Count every line that includes the string "image" in the entries that follow. Nothing besides the number is needed.

[Start]

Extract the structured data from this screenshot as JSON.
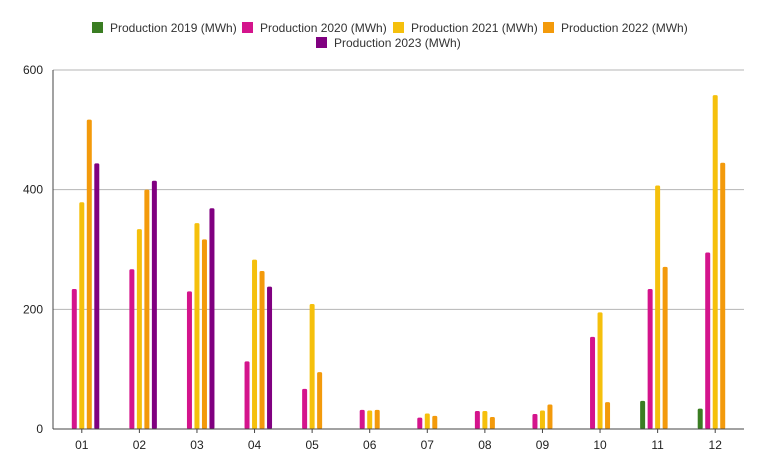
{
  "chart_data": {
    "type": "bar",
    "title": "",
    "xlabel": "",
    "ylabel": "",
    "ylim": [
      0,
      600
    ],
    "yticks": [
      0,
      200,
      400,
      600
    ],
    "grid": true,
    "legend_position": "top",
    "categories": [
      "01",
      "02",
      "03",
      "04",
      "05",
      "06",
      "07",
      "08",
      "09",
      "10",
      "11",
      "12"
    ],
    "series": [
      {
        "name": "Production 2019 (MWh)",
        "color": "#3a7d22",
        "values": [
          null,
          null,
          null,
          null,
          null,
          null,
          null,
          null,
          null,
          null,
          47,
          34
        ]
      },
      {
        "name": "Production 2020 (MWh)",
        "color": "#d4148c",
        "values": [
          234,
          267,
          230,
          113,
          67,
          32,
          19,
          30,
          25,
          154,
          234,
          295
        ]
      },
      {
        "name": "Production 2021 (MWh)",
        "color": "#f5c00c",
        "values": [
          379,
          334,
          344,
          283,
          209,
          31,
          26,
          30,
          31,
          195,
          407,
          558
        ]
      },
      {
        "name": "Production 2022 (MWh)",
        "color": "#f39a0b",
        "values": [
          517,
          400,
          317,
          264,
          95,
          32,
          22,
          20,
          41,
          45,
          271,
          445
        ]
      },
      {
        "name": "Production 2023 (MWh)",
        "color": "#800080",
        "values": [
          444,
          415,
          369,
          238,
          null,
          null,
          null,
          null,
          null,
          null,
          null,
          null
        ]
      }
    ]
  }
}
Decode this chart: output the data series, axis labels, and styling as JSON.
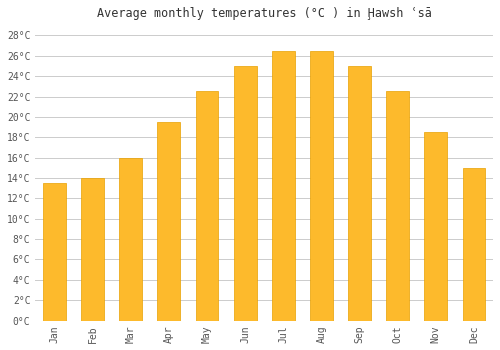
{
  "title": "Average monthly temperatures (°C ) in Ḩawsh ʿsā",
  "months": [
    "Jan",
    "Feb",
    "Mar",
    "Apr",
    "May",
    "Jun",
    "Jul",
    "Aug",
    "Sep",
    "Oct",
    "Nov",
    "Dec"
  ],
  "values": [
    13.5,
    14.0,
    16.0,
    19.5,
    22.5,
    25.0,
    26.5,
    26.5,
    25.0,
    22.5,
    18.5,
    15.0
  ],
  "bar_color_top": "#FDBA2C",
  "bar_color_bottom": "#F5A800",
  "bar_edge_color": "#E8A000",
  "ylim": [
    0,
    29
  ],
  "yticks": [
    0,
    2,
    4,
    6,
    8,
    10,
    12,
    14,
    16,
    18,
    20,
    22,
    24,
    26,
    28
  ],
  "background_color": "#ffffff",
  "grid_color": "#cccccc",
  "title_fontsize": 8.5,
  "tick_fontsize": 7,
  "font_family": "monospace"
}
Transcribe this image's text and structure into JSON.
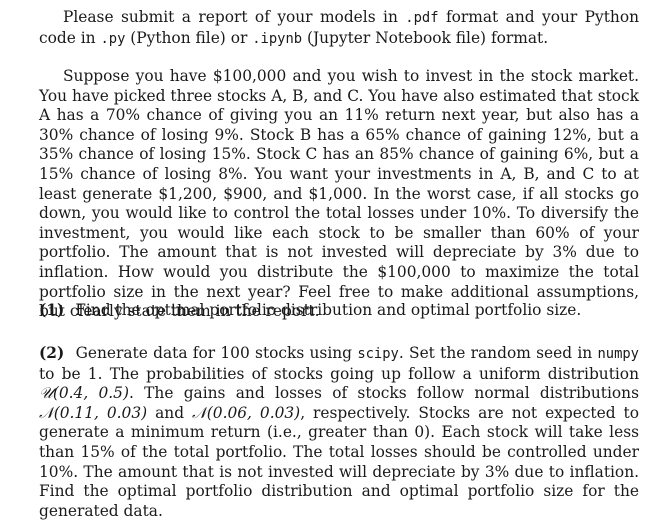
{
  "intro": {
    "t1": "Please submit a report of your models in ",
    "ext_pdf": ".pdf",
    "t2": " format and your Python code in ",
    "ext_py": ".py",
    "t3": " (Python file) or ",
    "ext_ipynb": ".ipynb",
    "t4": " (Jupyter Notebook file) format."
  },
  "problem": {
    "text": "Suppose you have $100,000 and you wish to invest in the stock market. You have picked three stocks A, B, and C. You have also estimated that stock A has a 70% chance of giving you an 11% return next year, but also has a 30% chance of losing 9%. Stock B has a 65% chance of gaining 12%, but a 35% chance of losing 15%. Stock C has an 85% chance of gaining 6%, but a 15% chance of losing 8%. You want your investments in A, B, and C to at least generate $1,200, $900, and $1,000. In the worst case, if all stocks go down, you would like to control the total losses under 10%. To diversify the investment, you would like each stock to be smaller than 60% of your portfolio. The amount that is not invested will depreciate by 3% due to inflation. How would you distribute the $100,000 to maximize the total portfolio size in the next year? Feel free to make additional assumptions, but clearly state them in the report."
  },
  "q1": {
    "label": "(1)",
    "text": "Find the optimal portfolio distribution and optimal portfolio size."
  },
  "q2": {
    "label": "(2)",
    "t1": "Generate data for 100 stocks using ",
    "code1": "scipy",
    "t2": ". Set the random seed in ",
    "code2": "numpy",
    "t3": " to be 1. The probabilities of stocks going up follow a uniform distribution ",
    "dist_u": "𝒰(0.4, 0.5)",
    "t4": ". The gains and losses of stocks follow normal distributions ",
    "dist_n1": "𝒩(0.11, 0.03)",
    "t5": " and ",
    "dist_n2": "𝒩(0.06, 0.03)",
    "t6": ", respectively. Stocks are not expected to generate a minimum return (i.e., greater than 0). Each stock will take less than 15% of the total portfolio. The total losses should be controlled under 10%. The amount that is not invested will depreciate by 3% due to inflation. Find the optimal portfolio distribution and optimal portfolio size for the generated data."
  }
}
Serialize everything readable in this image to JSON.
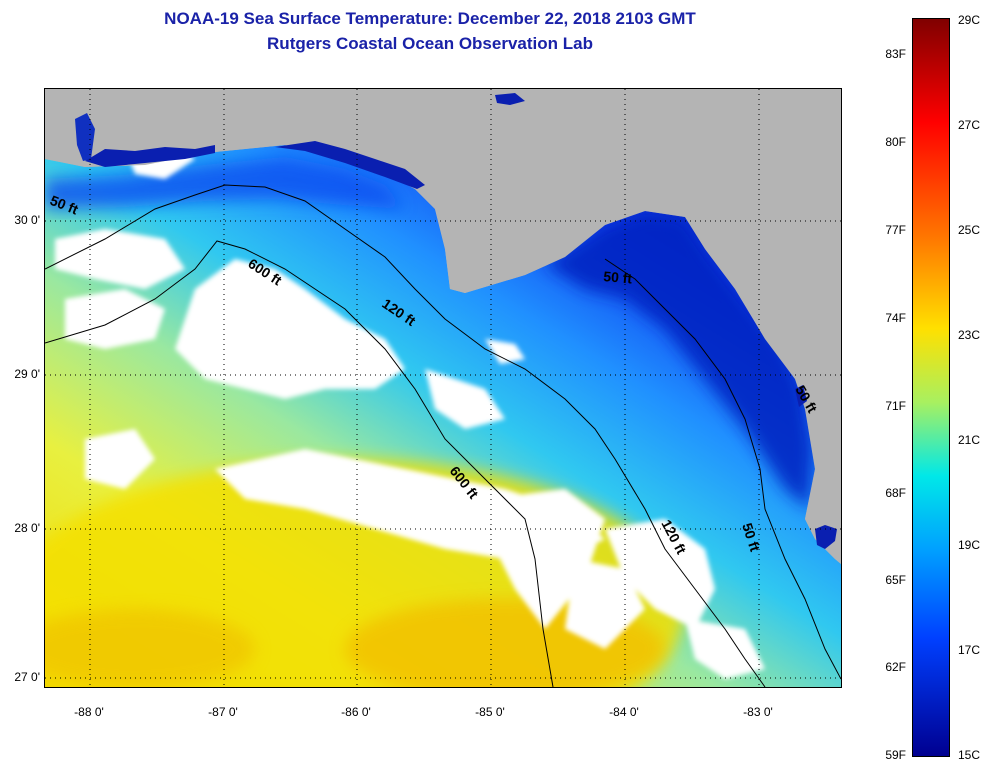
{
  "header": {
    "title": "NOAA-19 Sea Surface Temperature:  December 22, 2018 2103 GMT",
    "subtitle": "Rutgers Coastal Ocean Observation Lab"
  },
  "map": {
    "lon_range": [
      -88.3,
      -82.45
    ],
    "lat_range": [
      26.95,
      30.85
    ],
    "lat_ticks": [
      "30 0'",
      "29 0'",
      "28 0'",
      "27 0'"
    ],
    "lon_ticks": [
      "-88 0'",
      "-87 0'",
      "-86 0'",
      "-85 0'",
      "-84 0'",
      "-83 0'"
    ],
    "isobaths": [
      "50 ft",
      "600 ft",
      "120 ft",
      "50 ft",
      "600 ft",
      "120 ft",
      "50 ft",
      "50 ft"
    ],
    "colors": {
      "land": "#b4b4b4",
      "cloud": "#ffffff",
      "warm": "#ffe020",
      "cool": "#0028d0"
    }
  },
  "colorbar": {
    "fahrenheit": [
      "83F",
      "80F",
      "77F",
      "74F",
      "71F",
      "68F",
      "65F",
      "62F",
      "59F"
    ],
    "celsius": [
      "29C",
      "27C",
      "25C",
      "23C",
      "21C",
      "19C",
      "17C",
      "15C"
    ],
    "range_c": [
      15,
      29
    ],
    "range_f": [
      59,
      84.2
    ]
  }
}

[End]

→ Written solution
2